■ RECORDS FOR PROCESSING ■
■ ■ ■ ■
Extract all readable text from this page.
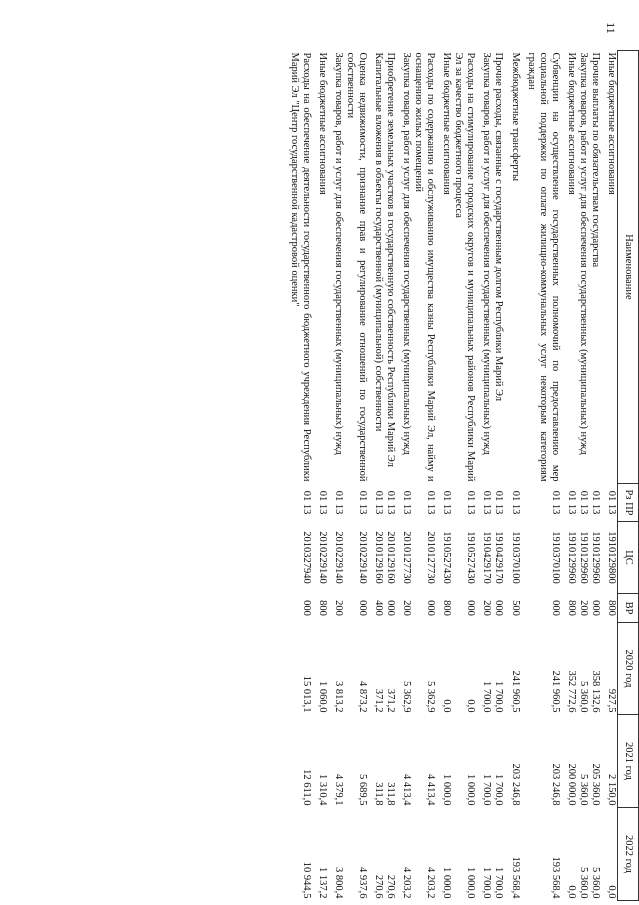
11
Наименование	Рз ПР	ЦС	ВР	2020 год	2021 год	2022 год
Иные бюджетные ассигнования	01 13	1910129800	800	927,5	2 150,0	0,0
Прочие выплаты по обязательствам государства	01 13	1910129960	000	358 132,6	205 360,0	5 360,0
Закупка товаров, работ и услуг для обеспечения государственных (муниципальных) нужд	01 13	1910129960	200	5 360,0	5 360,0	5 360,0
Иные бюджетные ассигнования	01 13	1910129960	800	352 772,6	200 000,0	0,0
Субвенции на осуществление государственных полномочий по предоставлению мер социальной поддержки по оплате жилищно-коммунальных услуг некоторым категориям граждан	01 13	1910370100	000	241 960,5	203 246,8	193 568,4
Межбюджетные трансферты	01 13	1910370100	500	241 960,5	203 246,8	193 568,4
Прочие расходы, связанные с государственным долгом Республики Марий Эл	01 13	1910429170	000	1 700,0	1 700,0	1 700,0
Закупка товаров, работ и услуг для обеспечения государственных (муниципальных) нужд	01 13	1910429170	200	1 700,0	1 700,0	1 700,0
Расходы на стимулирование городских округов и муниципальных районов Республики Марий Эл за качество бюджетного процесса	01 13	1910527430	000	0,0	1 000,0	1 000,0
Иные бюджетные ассигнования	01 13	1910527430	800	0,0	1 000,0	1 000,0
Расходы по содержанию и обслуживанию имущества казны Республики Марий Эл, найму и оснащению жилых помещений	01 13	2010127730	000	5 362,9	4 413,4	4 203,2
Закупка товаров, работ и услуг для обеспечения государственных (муниципальных) нужд	01 13	2010127730	200	5 362,9	4 413,4	4 203,2
Приобретение земельных участков в государственную собственность Республики Марий Эл	01 13	2010129160	000	371,2	311,8	270,6
Капитальные вложения в объекты государственной (муниципальной) собственности	01 13	2010129160	400	371,2	311,8	270,6
Оценка недвижимости, признание прав и регулирование отношений по государственной собственности	01 13	2010229140	000	4 873,2	5 689,5	4 937,6
Закупка товаров, работ и услуг для обеспечения государственных (муниципальных) нужд	01 13	2010229140	200	3 813,2	4 379,1	3 800,4
Иные бюджетные ассигнования	01 13	2010229140	800	1 060,0	1 310,4	1 137,2
Расходы на обеспечение деятельности государственного бюджетного учреждения Республики Марий Эл "Центр государственной кадастровой оценки"	01 13	2010327940	000	15 013,1	12 611,0	10 944,5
■ ■ ■ ■
■ PROBLEM TO SOLVE ■
Extract each line holding the word "государственной" from the records.

■ FINAL RESULT ■
Капитальные вложения в объекты государственной (муниципальной) собственности	01 13	2010129160	400	371,2	311,8	270,6
Оценка недвижимости, признание прав и регулирование отношений по государственной собственности	01 13	2010229140	000	4 873,2	5 689,5	4 937,6
Расходы на обеспечение деятельности государственного бюджетного учреждения Республики Марий Эл "Центр государственной кадастровой оценки"	01 13	2010327940	000	15 013,1	12 611,0	10 944,5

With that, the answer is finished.